Reproduce the data below word for word, starting with the line that contains "x-tick-label: 2019-07 bbox=[494, 1600, 509, 1660]" and going on through the line that contains "figure-source: 资料来源：卓创资讯，东方证券研究所 bbox=[855, 1133, 1144, 1153]", with both of those lines included.

>> start Source data

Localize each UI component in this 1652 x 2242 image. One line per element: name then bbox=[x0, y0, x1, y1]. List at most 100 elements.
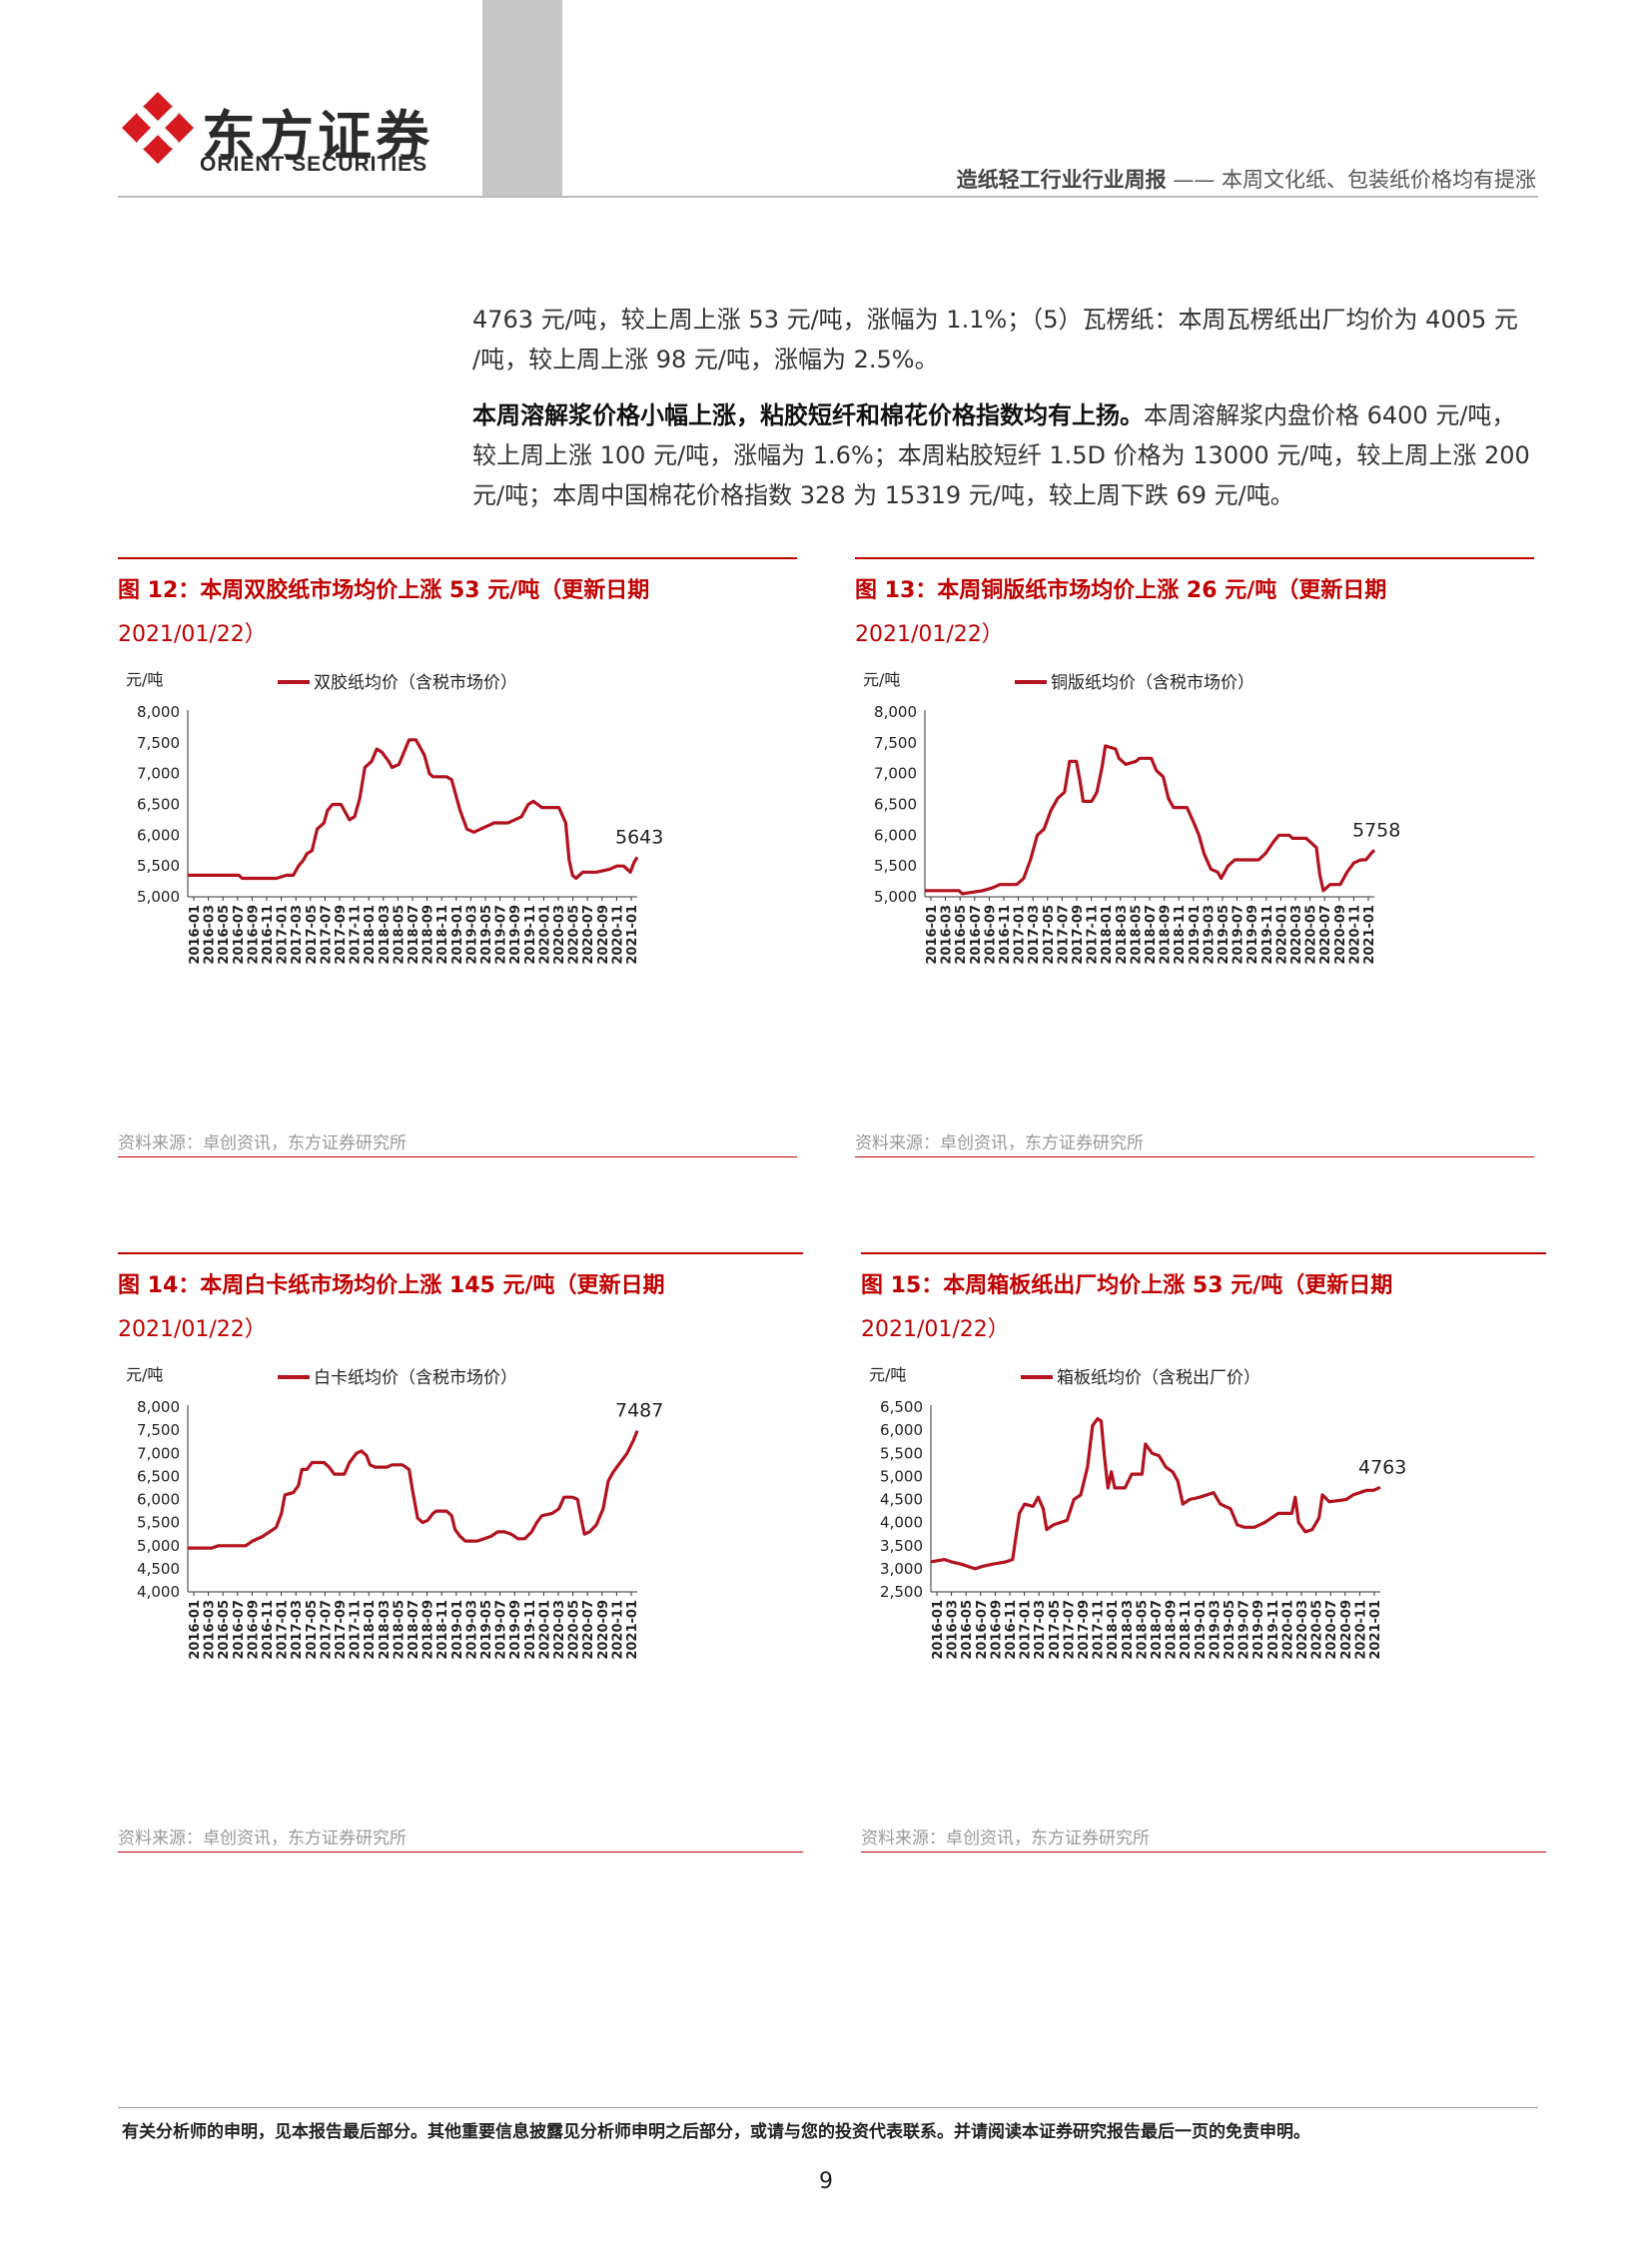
x-tick-label: 2019-07 bbox=[494, 1600, 509, 1660]
y-axis-unit: 元/吨 bbox=[869, 1365, 906, 1384]
x-tick-label: 2017-11 bbox=[349, 905, 364, 965]
x-tick-label: 2017-03 bbox=[290, 905, 305, 965]
x-tick-label: 2020-05 bbox=[567, 1600, 582, 1660]
y-tick-label: 5,500 bbox=[137, 857, 180, 875]
y-tick-label: 6,000 bbox=[137, 1491, 180, 1509]
x-tick-label: 2016-05 bbox=[217, 905, 232, 965]
x-tick-label: 2020-03 bbox=[552, 1600, 567, 1660]
figure-top-rule bbox=[118, 1252, 803, 1254]
y-tick-label: 8,000 bbox=[137, 703, 180, 721]
x-tick-label: 2019-11 bbox=[523, 1600, 538, 1660]
x-tick-label: 2016-03 bbox=[203, 1600, 218, 1660]
y-tick-label: 6,000 bbox=[874, 826, 917, 844]
x-tick-label: 2018-03 bbox=[378, 905, 393, 965]
figure-source: 资料来源：卓创资讯，东方证券研究所 bbox=[855, 1133, 1144, 1153]
figure-source: 资料来源：卓创资讯，东方证券研究所 bbox=[861, 1829, 1150, 1849]
x-tick-label: 2016-09 bbox=[983, 905, 998, 965]
report-title: 造纸轻工行业行业周报 bbox=[956, 168, 1167, 192]
x-tick-label: 2017-07 bbox=[319, 1600, 334, 1660]
x-tick-label: 2019-05 bbox=[1223, 1600, 1238, 1660]
x-tick-label: 2017-09 bbox=[334, 905, 349, 965]
caption-text: 图 12：本周双胶纸市场均价上涨 53 元/吨（更新日期 bbox=[118, 578, 650, 603]
x-tick-label: 2020-05 bbox=[1304, 905, 1319, 965]
logo-chinese: 东方证券 bbox=[202, 105, 433, 168]
x-tick-label: 2017-05 bbox=[305, 1600, 320, 1660]
x-tick-label: 2017-07 bbox=[1056, 905, 1071, 965]
x-tick-label: 2017-05 bbox=[1048, 1600, 1063, 1660]
y-tick-label: 7,500 bbox=[874, 734, 917, 752]
x-tick-label: 2020-01 bbox=[1280, 1600, 1295, 1660]
footer-divider bbox=[118, 2107, 1538, 2108]
x-tick-label: 2017-05 bbox=[305, 905, 320, 965]
x-tick-label: 2020-01 bbox=[1274, 905, 1289, 965]
x-tick-label: 2016-07 bbox=[232, 1600, 247, 1660]
figure-bottom-rule bbox=[118, 1852, 803, 1853]
figure-caption: 图 12：本周双胶纸市场均价上涨 53 元/吨（更新日期 2021/01/22） bbox=[118, 569, 649, 657]
caption-text: 图 15：本周箱板纸出厂均价上涨 53 元/吨（更新日期 bbox=[861, 1273, 1393, 1298]
y-tick-label: 7,000 bbox=[137, 1444, 180, 1462]
header-gray-block bbox=[482, 0, 562, 196]
x-tick-label: 2017-05 bbox=[1042, 905, 1057, 965]
x-tick-label: 2019-07 bbox=[1232, 905, 1246, 965]
x-tick-label: 2019-01 bbox=[1188, 905, 1203, 965]
x-tick-label: 2018-11 bbox=[435, 905, 450, 965]
x-tick-label: 2018-01 bbox=[363, 1600, 378, 1660]
price-series-line bbox=[930, 1416, 1381, 1571]
report-header-title: 造纸轻工行业行业周报 —— 本周文化纸、包装纸价格均有提涨 bbox=[957, 164, 1536, 194]
x-tick-label: 2016-11 bbox=[1004, 1600, 1019, 1660]
x-tick-label: 2020-09 bbox=[596, 1600, 611, 1660]
x-tick-label: 2016-03 bbox=[203, 905, 218, 965]
x-tick-label: 2017-09 bbox=[334, 1600, 349, 1660]
x-tick-label: 2020-11 bbox=[610, 1600, 625, 1660]
chart-containerboard: 元/吨 箱板纸均价（含税出厂价） 6,500 6,000 5,500 5,000 4,500… bbox=[869, 1365, 1406, 1660]
x-tick-label: 2017-01 bbox=[276, 1600, 291, 1660]
footer-disclaimer: 有关分析师的申明，见本报告最后部分。其他重要信息披露见分析师申明之后部分，或请与… bbox=[122, 2122, 1310, 2142]
x-tick-label: 2021-01 bbox=[625, 905, 640, 965]
y-tick-label: 8,000 bbox=[874, 703, 917, 721]
x-tick-label: 2018-09 bbox=[1159, 905, 1174, 965]
figure-15: 图 15：本周箱板纸出厂均价上涨 53 元/吨（更新日期 2021/01/22） … bbox=[861, 1252, 1546, 1853]
y-tick-label: 5,000 bbox=[880, 1467, 923, 1485]
x-tick-label: 2017-11 bbox=[349, 1600, 364, 1660]
x-tick-label: 2019-07 bbox=[1238, 1600, 1252, 1660]
y-tick-label: 6,000 bbox=[137, 826, 180, 844]
x-tick-label: 2018-09 bbox=[421, 1600, 436, 1660]
paragraph-1: 4763 元/吨，较上周上涨 53 元/吨，涨幅为 1.1%；（5）瓦楞纸：本周… bbox=[472, 300, 1541, 379]
x-tick-label: 2019-03 bbox=[1202, 905, 1217, 965]
x-tick-label: 2020-09 bbox=[596, 905, 611, 965]
x-tick-label: 2019-03 bbox=[464, 905, 479, 965]
figure-caption: 图 15：本周箱板纸出厂均价上涨 53 元/吨（更新日期 2021/01/22） bbox=[861, 1264, 1392, 1352]
figure-bottom-rule bbox=[861, 1852, 1546, 1853]
price-series-line bbox=[188, 738, 639, 881]
figure-caption: 图 14：本周白卡纸市场均价上涨 145 元/吨（更新日期 2021/01/22） bbox=[118, 1264, 665, 1352]
x-tick-label: 2019-09 bbox=[1251, 1600, 1266, 1660]
x-tick-label: 2016-11 bbox=[998, 905, 1013, 965]
x-tick-label: 2018-11 bbox=[1173, 905, 1188, 965]
x-tick-label: 2016-11 bbox=[261, 1600, 276, 1660]
x-tick-label: 2020-05 bbox=[567, 905, 582, 965]
x-tick-label: 2019-11 bbox=[523, 905, 538, 965]
x-tick-label: 2019-09 bbox=[508, 1600, 523, 1660]
y-tick-label: 7,000 bbox=[874, 765, 917, 783]
x-tick-label: 2020-11 bbox=[1353, 1600, 1368, 1660]
logo-english: ORIENT SECURITIES bbox=[200, 153, 428, 176]
y-tick-label: 5,500 bbox=[880, 1444, 923, 1462]
header-divider bbox=[118, 196, 1538, 198]
x-tick-label: 2018-05 bbox=[392, 905, 407, 965]
x-tick-label: 2016-01 bbox=[925, 905, 940, 965]
x-tick-label: 2020-07 bbox=[581, 1600, 596, 1660]
x-tick-label: 2016-03 bbox=[940, 905, 955, 965]
x-tick-label: 2018-07 bbox=[407, 1600, 421, 1660]
para2-bold-lead: 本周溶解浆价格小幅上涨，粘胶短纤和棉花价格指数均有上扬。 bbox=[472, 401, 1144, 429]
x-tick-label: 2017-07 bbox=[319, 905, 334, 965]
report-subtitle: 本周文化纸、包装纸价格均有提涨 bbox=[1222, 168, 1536, 192]
x-tick-label: 2019-05 bbox=[1217, 905, 1232, 965]
x-tick-label: 2020-07 bbox=[581, 905, 596, 965]
x-tick-label: 2016-09 bbox=[246, 1600, 261, 1660]
x-tick-label: 2017-03 bbox=[1033, 1600, 1048, 1660]
para2-line3: 元/吨；本周中国棉花价格指数 328 为 15319 元/吨，较上周下跌 69 … bbox=[472, 481, 1294, 509]
x-tick-label: 2017-01 bbox=[276, 905, 291, 965]
y-tick-label: 5,000 bbox=[874, 888, 917, 906]
price-series-line bbox=[188, 1430, 639, 1550]
x-tick-label: 2016-05 bbox=[954, 905, 969, 965]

>> end Source data

▶ [Worked answer]:
x-tick-label: 2019-07 bbox=[494, 1600, 509, 1660]
y-axis-unit: 元/吨 bbox=[869, 1365, 906, 1384]
x-tick-label: 2017-11 bbox=[349, 905, 364, 965]
x-tick-label: 2017-03 bbox=[290, 905, 305, 965]
x-tick-label: 2020-05 bbox=[567, 1600, 582, 1660]
y-tick-label: 5,500 bbox=[137, 857, 180, 875]
y-tick-label: 6,000 bbox=[137, 1491, 180, 1509]
x-tick-label: 2016-05 bbox=[217, 905, 232, 965]
x-tick-label: 2020-03 bbox=[552, 1600, 567, 1660]
figure-top-rule bbox=[118, 1252, 803, 1254]
y-tick-label: 8,000 bbox=[137, 703, 180, 721]
x-tick-label: 2019-11 bbox=[523, 1600, 538, 1660]
x-tick-label: 2016-03 bbox=[203, 1600, 218, 1660]
y-tick-label: 6,000 bbox=[874, 826, 917, 844]
x-tick-label: 2018-03 bbox=[378, 905, 393, 965]
figure-source: 资料来源：卓创资讯，东方证券研究所 bbox=[855, 1133, 1144, 1153]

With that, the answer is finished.